**Task goal**. Please copy the material word for word, from its first line through the line that contains "torrent-paragraph-2: When you", including both of those lines and nothing after them.
-- start --
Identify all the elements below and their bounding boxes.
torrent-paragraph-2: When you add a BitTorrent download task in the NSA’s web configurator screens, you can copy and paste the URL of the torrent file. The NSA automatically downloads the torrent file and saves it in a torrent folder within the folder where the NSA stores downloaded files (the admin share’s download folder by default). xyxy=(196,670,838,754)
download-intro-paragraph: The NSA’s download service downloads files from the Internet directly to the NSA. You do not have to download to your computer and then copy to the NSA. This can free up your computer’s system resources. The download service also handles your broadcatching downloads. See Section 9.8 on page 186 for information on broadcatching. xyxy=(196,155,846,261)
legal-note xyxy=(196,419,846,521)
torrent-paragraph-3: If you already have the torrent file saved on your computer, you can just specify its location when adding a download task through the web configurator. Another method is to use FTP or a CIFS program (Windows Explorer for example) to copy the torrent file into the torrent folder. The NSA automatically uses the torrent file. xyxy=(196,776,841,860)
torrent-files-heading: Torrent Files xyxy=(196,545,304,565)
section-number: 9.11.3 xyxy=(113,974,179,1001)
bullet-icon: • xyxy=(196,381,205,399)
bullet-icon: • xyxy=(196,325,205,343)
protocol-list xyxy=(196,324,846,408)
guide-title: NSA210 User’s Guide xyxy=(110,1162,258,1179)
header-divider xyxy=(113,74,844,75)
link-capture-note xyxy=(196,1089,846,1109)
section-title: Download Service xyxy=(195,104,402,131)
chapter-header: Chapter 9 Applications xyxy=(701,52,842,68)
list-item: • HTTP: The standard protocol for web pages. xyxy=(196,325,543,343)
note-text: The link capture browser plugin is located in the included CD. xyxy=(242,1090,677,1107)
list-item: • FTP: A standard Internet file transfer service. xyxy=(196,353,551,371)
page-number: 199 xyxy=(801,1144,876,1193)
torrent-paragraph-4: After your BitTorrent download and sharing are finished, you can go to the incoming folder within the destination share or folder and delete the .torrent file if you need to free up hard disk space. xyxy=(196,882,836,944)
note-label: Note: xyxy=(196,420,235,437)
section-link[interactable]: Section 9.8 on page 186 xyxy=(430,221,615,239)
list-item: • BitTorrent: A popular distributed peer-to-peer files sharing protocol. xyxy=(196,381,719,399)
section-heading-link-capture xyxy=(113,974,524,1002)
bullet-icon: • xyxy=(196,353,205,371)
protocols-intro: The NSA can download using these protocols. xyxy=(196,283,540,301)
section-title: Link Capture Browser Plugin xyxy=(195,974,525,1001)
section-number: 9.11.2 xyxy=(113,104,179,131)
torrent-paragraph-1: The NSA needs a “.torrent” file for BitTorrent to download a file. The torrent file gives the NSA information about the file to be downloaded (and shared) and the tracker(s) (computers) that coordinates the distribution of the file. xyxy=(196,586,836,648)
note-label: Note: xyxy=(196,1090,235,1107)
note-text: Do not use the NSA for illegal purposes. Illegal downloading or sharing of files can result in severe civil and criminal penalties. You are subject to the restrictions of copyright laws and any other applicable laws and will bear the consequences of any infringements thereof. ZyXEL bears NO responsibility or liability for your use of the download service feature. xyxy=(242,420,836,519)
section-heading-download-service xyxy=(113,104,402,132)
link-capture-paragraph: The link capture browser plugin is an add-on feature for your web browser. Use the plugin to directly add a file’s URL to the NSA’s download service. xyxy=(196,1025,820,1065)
-- end --
**Expected output**.
Identify all the elements below and their bounding boxes.
torrent-paragraph-2: When you add a BitTorrent download task in the NSA’s web configurator screens, you can copy and paste the URL of the torrent file. The NSA automatically downloads the torrent file and saves it in a torrent folder within the folder where the NSA stores downloaded files (the admin share’s download folder by default). xyxy=(196,670,838,754)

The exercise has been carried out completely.